== PROVIDED INFORMATION

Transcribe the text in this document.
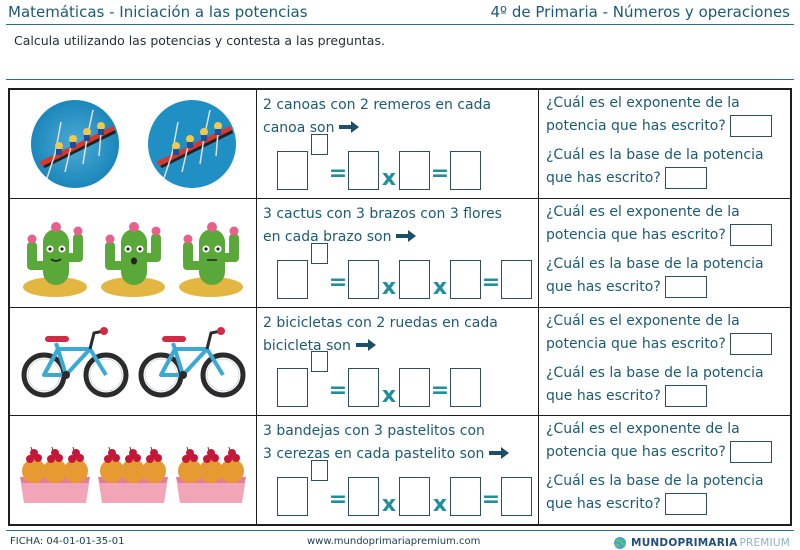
Matemáticas - Iniciación a las potencias	4º de Primaria - Números y operaciones
Calcula utilizando las potencias y contesta a las preguntas.
2 canoas con 2 remeros en cada
canoa son
= x =
¿Cuál es el exponente de la
potencia que has escrito?
¿Cuál es la base de la potencia
que has escrito?
3 cactus con 3 brazos con 3 flores
en cada brazo son
= x x =
¿Cuál es el exponente de la
potencia que has escrito?
¿Cuál es la base de la potencia
que has escrito?
2 bicicletas con 2 ruedas en cada
bicicleta son
= x =
¿Cuál es el exponente de la
potencia que has escrito?
¿Cuál es la base de la potencia
que has escrito?
3 bandejas con 3 pastelitos con
3 cerezas en cada pastelito son
= x x =
¿Cuál es el exponente de la
potencia que has escrito?
¿Cuál es la base de la potencia
que has escrito?
FICHA: 04-01-01-35-01	www.mundoprimariapremium.com	MUNDOPRIMARIA PREMIUM
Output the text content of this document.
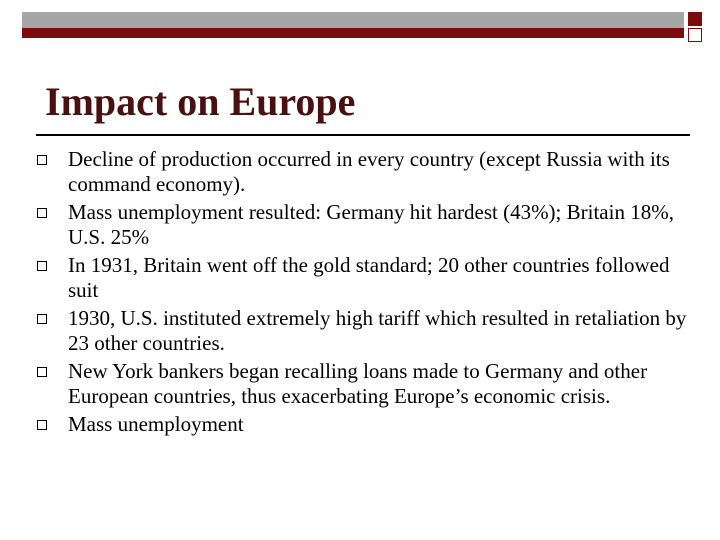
Impact on Europe
Decline of production occurred in every country (except Russia with its command economy).
Mass unemployment resulted: Germany hit hardest (43%); Britain 18%, U.S. 25%
In 1931, Britain went off the gold standard; 20 other countries followed suit
1930, U.S. instituted extremely high tariff which resulted in retaliation by 23 other countries.
New York bankers began recalling loans made to Germany and other European countries, thus exacerbating Europe’s economic crisis.
Mass unemployment
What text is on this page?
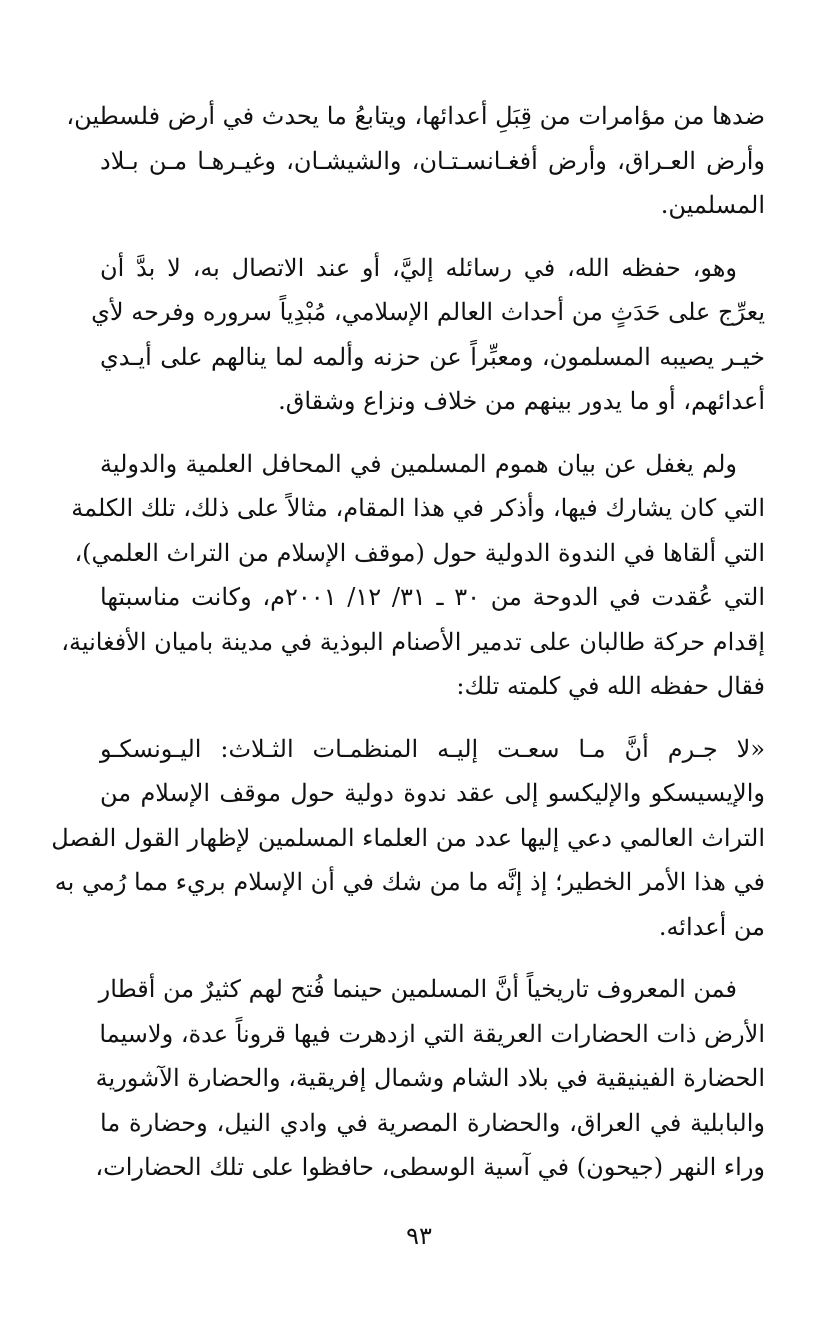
ضدها من مؤامرات من قِبَلِ أعدائها، ويتابعُ ما يحدث في أرض فلسطين،
وأرض العـراق، وأرض أفغـانسـتـان، والشيشـان، وغيـرهـا مـن بـلاد
المسلمين.

وهو، حفظه الله، في رسائله إليَّ، أو عند الاتصال به، لا بدَّ أن
يعرِّج على حَدَثٍ من أحداث العالم الإسلامي، مُبْدِياً سروره وفرحه لأي
خيـر يصيبه المسلمون، ومعبِّراً عن حزنه وألمه لما ينالهم على أيـدي
أعدائهم، أو ما يدور بينهم من خلاف ونزاع وشقاق.

ولم يغفل عن بيان هموم المسلمين في المحافل العلمية والدولية
التي كان يشارك فيها، وأذكر في هذا المقام، مثالاً على ذلك، تلك الكلمة
التي ألقاها في الندوة الدولية حول (موقف الإسلام من التراث العلمي)،
التي عُقدت في الدوحة من ٣٠ ـ ٣١/ ١٢/ ٢٠٠١م، وكانت مناسبتها
إقدام حركة طالبان على تدمير الأصنام البوذية في مدينة باميان الأفغانية،
فقال حفظه الله في كلمته تلك:

«لا جـرم أنَّ مـا سعـت إليـه المنظمـات الثـلاث: اليـونسكـو
والإيسيسكو والإليكسو إلى عقد ندوة دولية حول موقف الإسلام من
التراث العالمي دعي إليها عدد من العلماء المسلمين لإظهار القول الفصل
في هذا الأمر الخطير؛ إذ إنَّه ما من شك في أن الإسلام بريء مما رُمي به
من أعدائه.

فمن المعروف تاريخياً أنَّ المسلمين حينما فُتح لهم كثيرٌ من أقطار
الأرض ذات الحضارات العريقة التي ازدهرت فيها قروناً عدة، ولاسيما
الحضارة الفينيقية في بلاد الشام وشمال إفريقية، والحضارة الآشورية
والبابلية في العراق، والحضارة المصرية في وادي النيل، وحضارة ما
وراء النهر (جيحون) في آسية الوسطى، حافظوا على تلك الحضارات،

٩٣
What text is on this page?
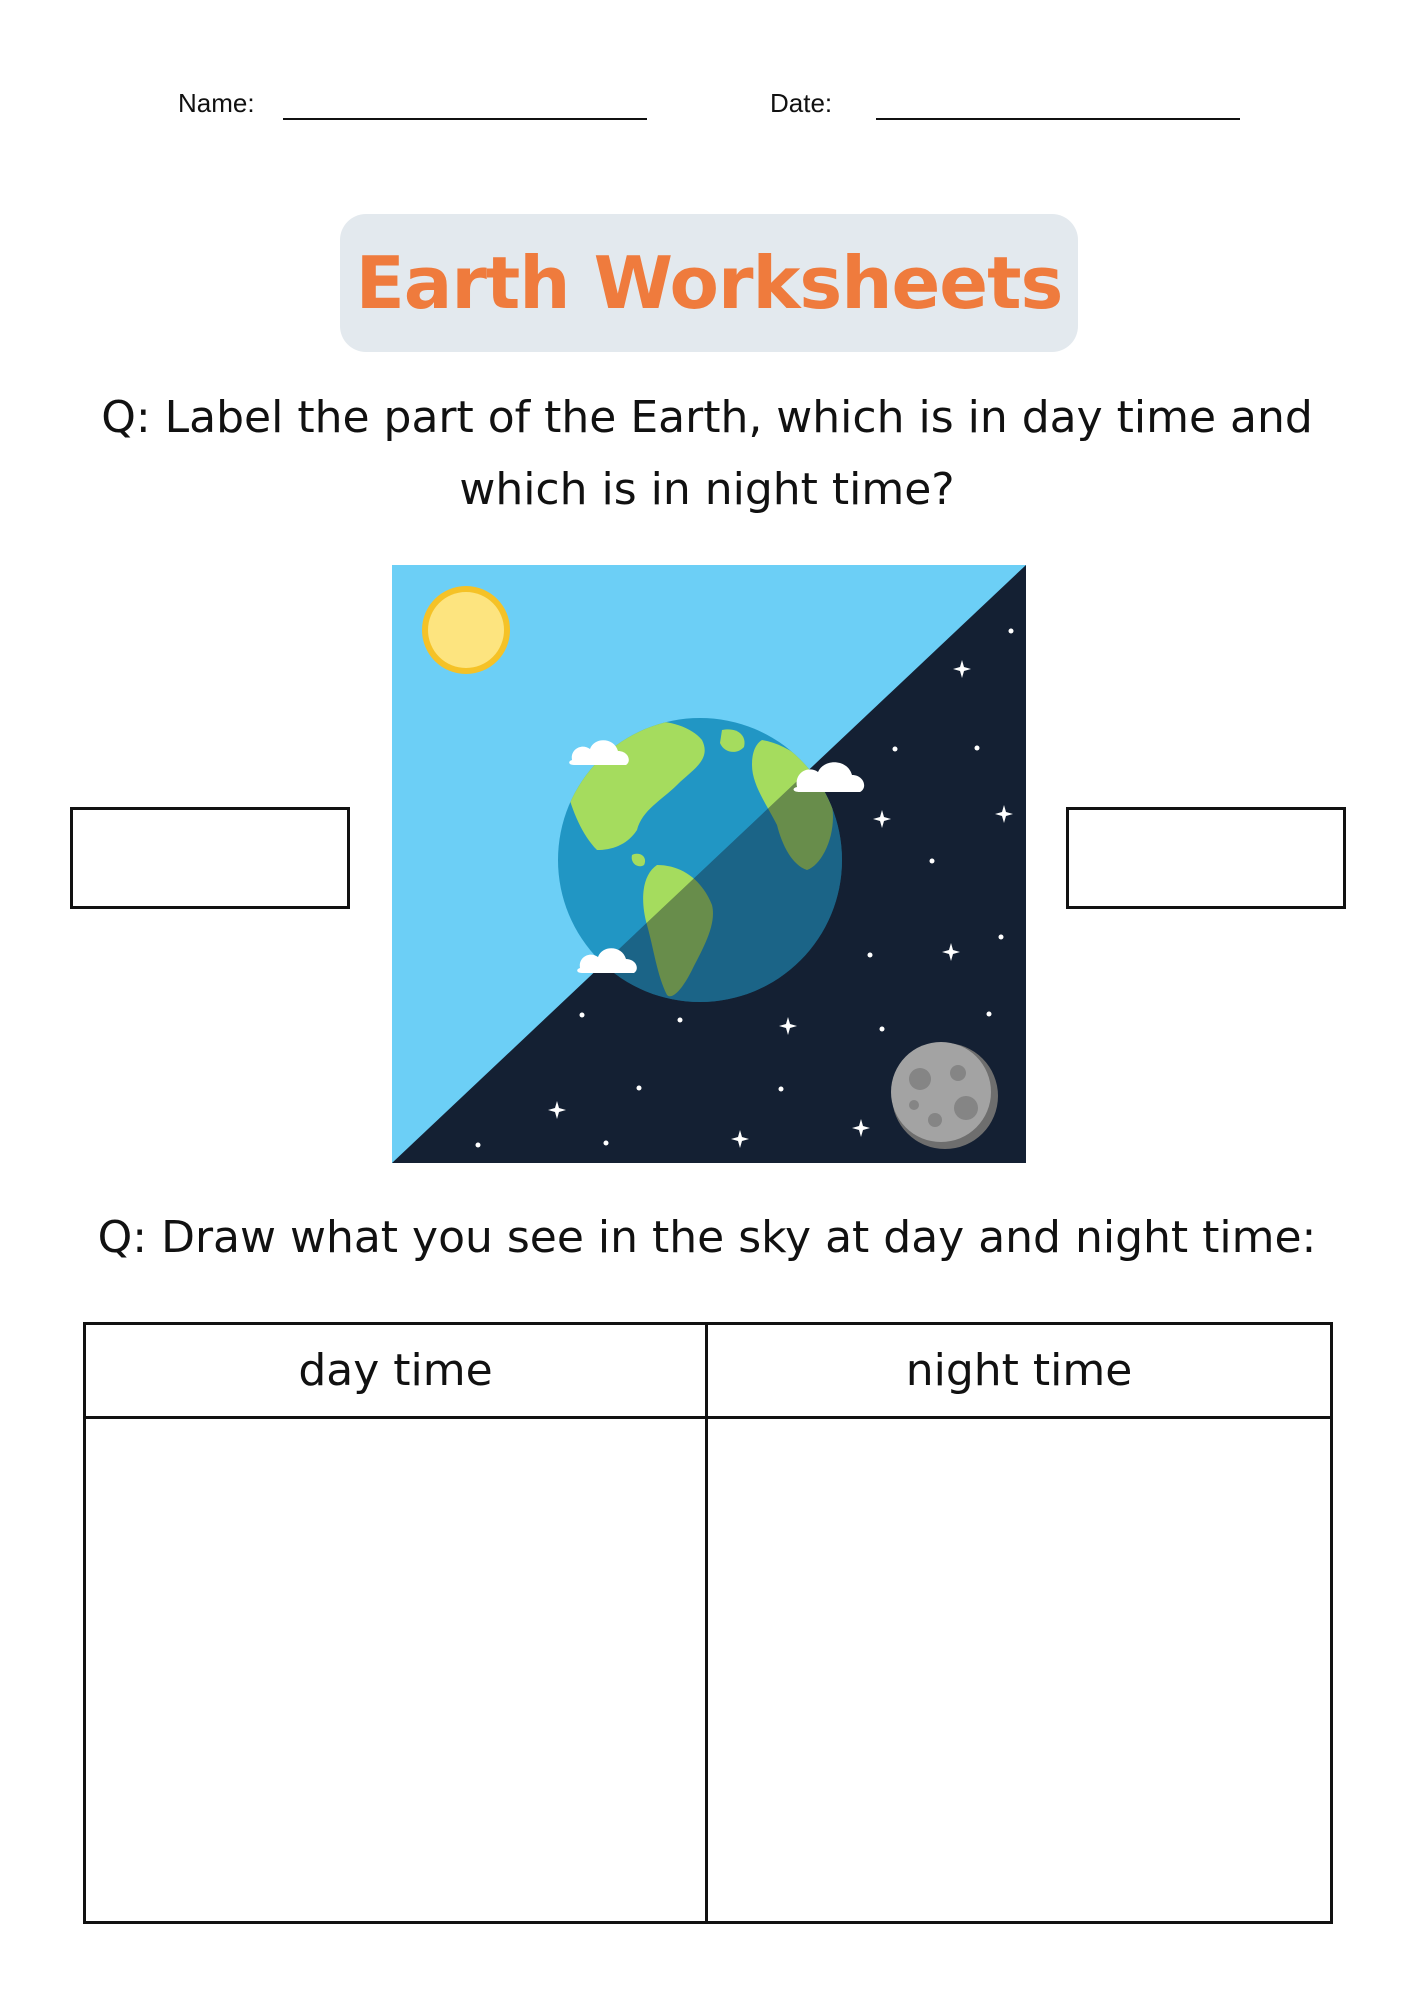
Name:	Date:
Earth Worksheets
Q: Label the part of the Earth, which is in day time and
which is in night time?
Q: Draw what you see in the sky at day and night time:
day time	night time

====

◆ **INSTRUCTIONS TO FOLLOW**
State how many lines in the records above contain the word "night", giving only the number.

◆ **REPLY TO THE TASK**
3